Dataset excerpts:

## START

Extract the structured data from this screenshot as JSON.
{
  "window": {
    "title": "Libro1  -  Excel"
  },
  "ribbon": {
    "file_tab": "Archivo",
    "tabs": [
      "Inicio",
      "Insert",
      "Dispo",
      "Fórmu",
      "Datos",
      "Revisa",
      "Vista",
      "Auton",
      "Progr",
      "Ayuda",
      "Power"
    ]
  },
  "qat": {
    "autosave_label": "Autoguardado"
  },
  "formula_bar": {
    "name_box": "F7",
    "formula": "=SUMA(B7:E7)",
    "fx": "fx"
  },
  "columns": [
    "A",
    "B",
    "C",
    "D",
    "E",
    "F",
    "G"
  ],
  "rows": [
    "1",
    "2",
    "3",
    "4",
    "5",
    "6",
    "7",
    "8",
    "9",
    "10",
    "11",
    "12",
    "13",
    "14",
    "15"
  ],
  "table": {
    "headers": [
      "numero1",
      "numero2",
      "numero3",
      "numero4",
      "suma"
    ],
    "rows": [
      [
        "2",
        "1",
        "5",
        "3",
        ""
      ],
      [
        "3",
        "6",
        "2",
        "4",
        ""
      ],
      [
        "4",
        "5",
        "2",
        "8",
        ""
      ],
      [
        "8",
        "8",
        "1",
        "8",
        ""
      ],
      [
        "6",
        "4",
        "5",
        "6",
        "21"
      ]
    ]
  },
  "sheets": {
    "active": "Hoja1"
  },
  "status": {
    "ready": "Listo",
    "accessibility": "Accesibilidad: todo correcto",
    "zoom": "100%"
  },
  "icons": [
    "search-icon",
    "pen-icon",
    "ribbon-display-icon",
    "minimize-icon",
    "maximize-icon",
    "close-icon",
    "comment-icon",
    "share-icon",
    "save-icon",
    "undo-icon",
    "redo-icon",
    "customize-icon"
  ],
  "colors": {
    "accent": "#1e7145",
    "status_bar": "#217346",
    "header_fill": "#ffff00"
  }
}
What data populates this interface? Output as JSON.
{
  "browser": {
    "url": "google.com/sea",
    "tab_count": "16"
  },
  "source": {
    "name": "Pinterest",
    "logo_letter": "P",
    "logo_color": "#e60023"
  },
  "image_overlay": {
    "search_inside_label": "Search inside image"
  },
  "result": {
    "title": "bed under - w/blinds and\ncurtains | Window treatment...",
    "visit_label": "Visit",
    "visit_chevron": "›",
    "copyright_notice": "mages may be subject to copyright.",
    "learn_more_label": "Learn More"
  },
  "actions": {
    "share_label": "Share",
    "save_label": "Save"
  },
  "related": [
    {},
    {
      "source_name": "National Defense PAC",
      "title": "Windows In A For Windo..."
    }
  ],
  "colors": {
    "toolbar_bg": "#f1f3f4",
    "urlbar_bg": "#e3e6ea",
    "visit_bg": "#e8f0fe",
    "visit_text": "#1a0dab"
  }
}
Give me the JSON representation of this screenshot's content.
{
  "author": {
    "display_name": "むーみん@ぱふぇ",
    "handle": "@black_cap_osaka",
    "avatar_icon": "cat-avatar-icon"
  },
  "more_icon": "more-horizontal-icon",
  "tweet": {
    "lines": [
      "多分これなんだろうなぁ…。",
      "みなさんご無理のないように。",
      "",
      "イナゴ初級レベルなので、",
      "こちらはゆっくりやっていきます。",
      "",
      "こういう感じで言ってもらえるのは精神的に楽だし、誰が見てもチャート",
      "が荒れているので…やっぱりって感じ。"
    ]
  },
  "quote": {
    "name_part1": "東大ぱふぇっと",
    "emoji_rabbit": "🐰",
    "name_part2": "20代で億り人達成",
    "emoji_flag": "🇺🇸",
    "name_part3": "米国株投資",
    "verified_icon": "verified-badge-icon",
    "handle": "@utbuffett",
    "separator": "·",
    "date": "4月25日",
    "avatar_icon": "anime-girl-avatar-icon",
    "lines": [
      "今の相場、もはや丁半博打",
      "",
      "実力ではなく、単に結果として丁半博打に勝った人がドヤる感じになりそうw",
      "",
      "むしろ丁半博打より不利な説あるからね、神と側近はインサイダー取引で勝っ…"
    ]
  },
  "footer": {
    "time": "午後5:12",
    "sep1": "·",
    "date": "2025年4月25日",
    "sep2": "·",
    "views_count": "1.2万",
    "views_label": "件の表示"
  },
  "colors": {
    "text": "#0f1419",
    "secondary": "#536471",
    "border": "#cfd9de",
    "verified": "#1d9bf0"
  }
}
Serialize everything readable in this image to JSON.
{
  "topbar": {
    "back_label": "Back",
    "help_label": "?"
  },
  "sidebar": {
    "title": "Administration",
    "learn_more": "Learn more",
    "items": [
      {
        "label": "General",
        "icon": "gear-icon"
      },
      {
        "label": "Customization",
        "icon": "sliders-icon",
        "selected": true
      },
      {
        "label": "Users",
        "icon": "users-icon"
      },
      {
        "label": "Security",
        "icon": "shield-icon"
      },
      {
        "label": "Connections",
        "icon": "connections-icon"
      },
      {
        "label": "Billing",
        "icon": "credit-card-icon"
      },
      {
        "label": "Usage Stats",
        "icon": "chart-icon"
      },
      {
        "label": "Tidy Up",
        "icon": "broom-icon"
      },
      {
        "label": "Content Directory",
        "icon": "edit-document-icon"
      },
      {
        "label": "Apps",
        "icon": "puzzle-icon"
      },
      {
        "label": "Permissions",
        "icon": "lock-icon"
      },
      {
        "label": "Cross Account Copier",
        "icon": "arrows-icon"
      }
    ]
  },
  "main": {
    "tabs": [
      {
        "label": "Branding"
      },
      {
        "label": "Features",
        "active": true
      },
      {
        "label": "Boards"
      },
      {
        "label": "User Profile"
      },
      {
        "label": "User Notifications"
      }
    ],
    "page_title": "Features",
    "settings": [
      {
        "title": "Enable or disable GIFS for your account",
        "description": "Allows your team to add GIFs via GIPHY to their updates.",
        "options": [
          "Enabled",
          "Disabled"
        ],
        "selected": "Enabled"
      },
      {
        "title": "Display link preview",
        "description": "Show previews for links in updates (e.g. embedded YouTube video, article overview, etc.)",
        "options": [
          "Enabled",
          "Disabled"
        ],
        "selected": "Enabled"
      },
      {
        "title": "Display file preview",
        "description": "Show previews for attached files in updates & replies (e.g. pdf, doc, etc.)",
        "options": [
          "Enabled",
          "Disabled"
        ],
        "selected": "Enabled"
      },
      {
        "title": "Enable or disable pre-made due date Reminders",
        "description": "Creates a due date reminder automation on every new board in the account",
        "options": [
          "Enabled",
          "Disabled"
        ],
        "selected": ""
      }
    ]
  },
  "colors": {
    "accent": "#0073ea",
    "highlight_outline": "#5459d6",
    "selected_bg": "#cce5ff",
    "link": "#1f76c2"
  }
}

## END

EXERCISE INSTRUCTIONS - Output each entry precisely as given.

RESPONSE TO THIS EXERCISE -
Extract the structured data from this screenshot as JSON.
{
  "window": {
    "title": "Libro1  -  Excel"
  },
  "ribbon": {
    "file_tab": "Archivo",
    "tabs": [
      "Inicio",
      "Insert",
      "Dispo",
      "Fórmu",
      "Datos",
      "Revisa",
      "Vista",
      "Auton",
      "Progr",
      "Ayuda",
      "Power"
    ]
  },
  "qat": {
    "autosave_label": "Autoguardado"
  },
  "formula_bar": {
    "name_box": "F7",
    "formula": "=SUMA(B7:E7)",
    "fx": "fx"
  },
  "columns": [
    "A",
    "B",
    "C",
    "D",
    "E",
    "F",
    "G"
  ],
  "rows": [
    "1",
    "2",
    "3",
    "4",
    "5",
    "6",
    "7",
    "8",
    "9",
    "10",
    "11",
    "12",
    "13",
    "14",
    "15"
  ],
  "table": {
    "headers": [
      "numero1",
      "numero2",
      "numero3",
      "numero4",
      "suma"
    ],
    "rows": [
      [
        "2",
        "1",
        "5",
        "3",
        ""
      ],
      [
        "3",
        "6",
        "2",
        "4",
        ""
      ],
      [
        "4",
        "5",
        "2",
        "8",
        ""
      ],
      [
        "8",
        "8",
        "1",
        "8",
        ""
      ],
      [
        "6",
        "4",
        "5",
        "6",
        "21"
      ]
    ]
  },
  "sheets": {
    "active": "Hoja1"
  },
  "status": {
    "ready": "Listo",
    "accessibility": "Accesibilidad: todo correcto",
    "zoom": "100%"
  },
  "icons": [
    "search-icon",
    "pen-icon",
    "ribbon-display-icon",
    "minimize-icon",
    "maximize-icon",
    "close-icon",
    "comment-icon",
    "share-icon",
    "save-icon",
    "undo-icon",
    "redo-icon",
    "customize-icon"
  ],
  "colors": {
    "accent": "#1e7145",
    "status_bar": "#217346",
    "header_fill": "#ffff00"
  }
}
What data populates this interface? Output as JSON.
{
  "browser": {
    "url": "google.com/sea",
    "tab_count": "16"
  },
  "source": {
    "name": "Pinterest",
    "logo_letter": "P",
    "logo_color": "#e60023"
  },
  "image_overlay": {
    "search_inside_label": "Search inside image"
  },
  "result": {
    "title": "bed under - w/blinds and\ncurtains | Window treatment...",
    "visit_label": "Visit",
    "visit_chevron": "›",
    "copyright_notice": "mages may be subject to copyright.",
    "learn_more_label": "Learn More"
  },
  "actions": {
    "share_label": "Share",
    "save_label": "Save"
  },
  "related": [
    {},
    {
      "source_name": "National Defense PAC",
      "title": "Windows In A For Windo..."
    }
  ],
  "colors": {
    "toolbar_bg": "#f1f3f4",
    "urlbar_bg": "#e3e6ea",
    "visit_bg": "#e8f0fe",
    "visit_text": "#1a0dab"
  }
}
Give me the JSON representation of this screenshot's content.
{
  "author": {
    "display_name": "むーみん@ぱふぇ",
    "handle": "@black_cap_osaka",
    "avatar_icon": "cat-avatar-icon"
  },
  "more_icon": "more-horizontal-icon",
  "tweet": {
    "lines": [
      "多分これなんだろうなぁ…。",
      "みなさんご無理のないように。",
      "",
      "イナゴ初級レベルなので、",
      "こちらはゆっくりやっていきます。",
      "",
      "こういう感じで言ってもらえるのは精神的に楽だし、誰が見てもチャート",
      "が荒れているので…やっぱりって感じ。"
    ]
  },
  "quote": {
    "name_part1": "東大ぱふぇっと",
    "emoji_rabbit": "🐰",
    "name_part2": "20代で億り人達成",
    "emoji_flag": "🇺🇸",
    "name_part3": "米国株投資",
    "verified_icon": "verified-badge-icon",
    "handle": "@utbuffett",
    "separator": "·",
    "date": "4月25日",
    "avatar_icon": "anime-girl-avatar-icon",
    "lines": [
      "今の相場、もはや丁半博打",
      "",
      "実力ではなく、単に結果として丁半博打に勝った人がドヤる感じになりそうw",
      "",
      "むしろ丁半博打より不利な説あるからね、神と側近はインサイダー取引で勝っ…"
    ]
  },
  "footer": {
    "time": "午後5:12",
    "sep1": "·",
    "date": "2025年4月25日",
    "sep2": "·",
    "views_count": "1.2万",
    "views_label": "件の表示"
  },
  "colors": {
    "text": "#0f1419",
    "secondary": "#536471",
    "border": "#cfd9de",
    "verified": "#1d9bf0"
  }
}
Serialize everything readable in this image to JSON.
{
  "topbar": {
    "back_label": "Back",
    "help_label": "?"
  },
  "sidebar": {
    "title": "Administration",
    "learn_more": "Learn more",
    "items": [
      {
        "label": "General",
        "icon": "gear-icon"
      },
      {
        "label": "Customization",
        "icon": "sliders-icon",
        "selected": true
      },
      {
        "label": "Users",
        "icon": "users-icon"
      },
      {
        "label": "Security",
        "icon": "shield-icon"
      },
      {
        "label": "Connections",
        "icon": "connections-icon"
      },
      {
        "label": "Billing",
        "icon": "credit-card-icon"
      },
      {
        "label": "Usage Stats",
        "icon": "chart-icon"
      },
      {
        "label": "Tidy Up",
        "icon": "broom-icon"
      },
      {
        "label": "Content Directory",
        "icon": "edit-document-icon"
      },
      {
        "label": "Apps",
        "icon": "puzzle-icon"
      },
      {
        "label": "Permissions",
        "icon": "lock-icon"
      },
      {
        "label": "Cross Account Copier",
        "icon": "arrows-icon"
      }
    ]
  },
  "main": {
    "tabs": [
      {
        "label": "Branding"
      },
      {
        "label": "Features",
        "active": true
      },
      {
        "label": "Boards"
      },
      {
        "label": "User Profile"
      },
      {
        "label": "User Notifications"
      }
    ],
    "page_title": "Features",
    "settings": [
      {
        "title": "Enable or disable GIFS for your account",
        "description": "Allows your team to add GIFs via GIPHY to their updates.",
        "options": [
          "Enabled",
          "Disabled"
        ],
        "selected": "Enabled"
      },
      {
        "title": "Display link preview",
        "description": "Show previews for links in updates (e.g. embedded YouTube video, article overview, etc.)",
        "options": [
          "Enabled",
          "Disabled"
        ],
        "selected": "Enabled"
      },
      {
        "title": "Display file preview",
        "description": "Show previews for attached files in updates & replies (e.g. pdf, doc, etc.)",
        "options": [
          "Enabled",
          "Disabled"
        ],
        "selected": "Enabled"
      },
      {
        "title": "Enable or disable pre-made due date Reminders",
        "description": "Creates a due date reminder automation on every new board in the account",
        "options": [
          "Enabled",
          "Disabled"
        ],
        "selected": ""
      }
    ]
  },
  "colors": {
    "accent": "#0073ea",
    "highlight_outline": "#5459d6",
    "selected_bg": "#cce5ff",
    "link": "#1f76c2"
  }
}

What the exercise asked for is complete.